---------- DATASET ----------

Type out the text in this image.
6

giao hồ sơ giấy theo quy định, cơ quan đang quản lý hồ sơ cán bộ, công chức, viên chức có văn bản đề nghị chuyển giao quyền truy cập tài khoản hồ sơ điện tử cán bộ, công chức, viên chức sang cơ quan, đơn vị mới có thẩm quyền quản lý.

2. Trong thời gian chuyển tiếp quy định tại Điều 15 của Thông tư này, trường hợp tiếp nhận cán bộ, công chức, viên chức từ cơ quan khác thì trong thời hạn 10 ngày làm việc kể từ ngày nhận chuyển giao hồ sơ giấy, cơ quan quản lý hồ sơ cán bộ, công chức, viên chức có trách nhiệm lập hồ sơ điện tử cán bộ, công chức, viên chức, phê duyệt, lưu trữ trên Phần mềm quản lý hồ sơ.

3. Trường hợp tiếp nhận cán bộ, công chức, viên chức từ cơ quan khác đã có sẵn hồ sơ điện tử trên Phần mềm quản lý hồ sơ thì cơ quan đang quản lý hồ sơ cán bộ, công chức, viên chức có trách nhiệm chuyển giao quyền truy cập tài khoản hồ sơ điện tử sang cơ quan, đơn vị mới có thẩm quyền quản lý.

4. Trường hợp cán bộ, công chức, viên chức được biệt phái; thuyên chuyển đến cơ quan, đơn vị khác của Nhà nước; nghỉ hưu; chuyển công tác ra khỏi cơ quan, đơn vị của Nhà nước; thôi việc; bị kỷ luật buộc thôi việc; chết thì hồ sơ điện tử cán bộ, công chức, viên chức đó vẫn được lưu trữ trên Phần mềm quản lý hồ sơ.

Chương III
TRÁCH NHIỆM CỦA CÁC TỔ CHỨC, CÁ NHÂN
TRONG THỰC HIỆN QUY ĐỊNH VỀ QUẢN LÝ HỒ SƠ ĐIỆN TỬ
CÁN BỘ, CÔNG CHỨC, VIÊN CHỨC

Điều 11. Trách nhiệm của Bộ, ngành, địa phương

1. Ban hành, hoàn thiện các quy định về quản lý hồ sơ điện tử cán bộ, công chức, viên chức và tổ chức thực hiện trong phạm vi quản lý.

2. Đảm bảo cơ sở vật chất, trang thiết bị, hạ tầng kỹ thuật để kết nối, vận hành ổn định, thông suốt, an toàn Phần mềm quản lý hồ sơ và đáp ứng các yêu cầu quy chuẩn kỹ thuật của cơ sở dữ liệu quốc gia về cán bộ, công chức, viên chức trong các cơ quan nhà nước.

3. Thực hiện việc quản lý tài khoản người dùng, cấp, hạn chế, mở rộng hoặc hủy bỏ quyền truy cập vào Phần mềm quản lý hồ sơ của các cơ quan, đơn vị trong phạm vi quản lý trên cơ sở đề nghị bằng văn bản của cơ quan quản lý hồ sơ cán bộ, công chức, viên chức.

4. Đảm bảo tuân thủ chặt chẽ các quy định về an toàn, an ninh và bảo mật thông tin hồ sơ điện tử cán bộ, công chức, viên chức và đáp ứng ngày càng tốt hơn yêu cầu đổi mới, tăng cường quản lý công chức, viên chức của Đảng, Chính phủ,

----------

◆ **WHAT TO PRODUCE**
State the number of lines in the records that contain the string "phạm", and nothing more.

◆ **RESPONSE TO THIS TASK**
2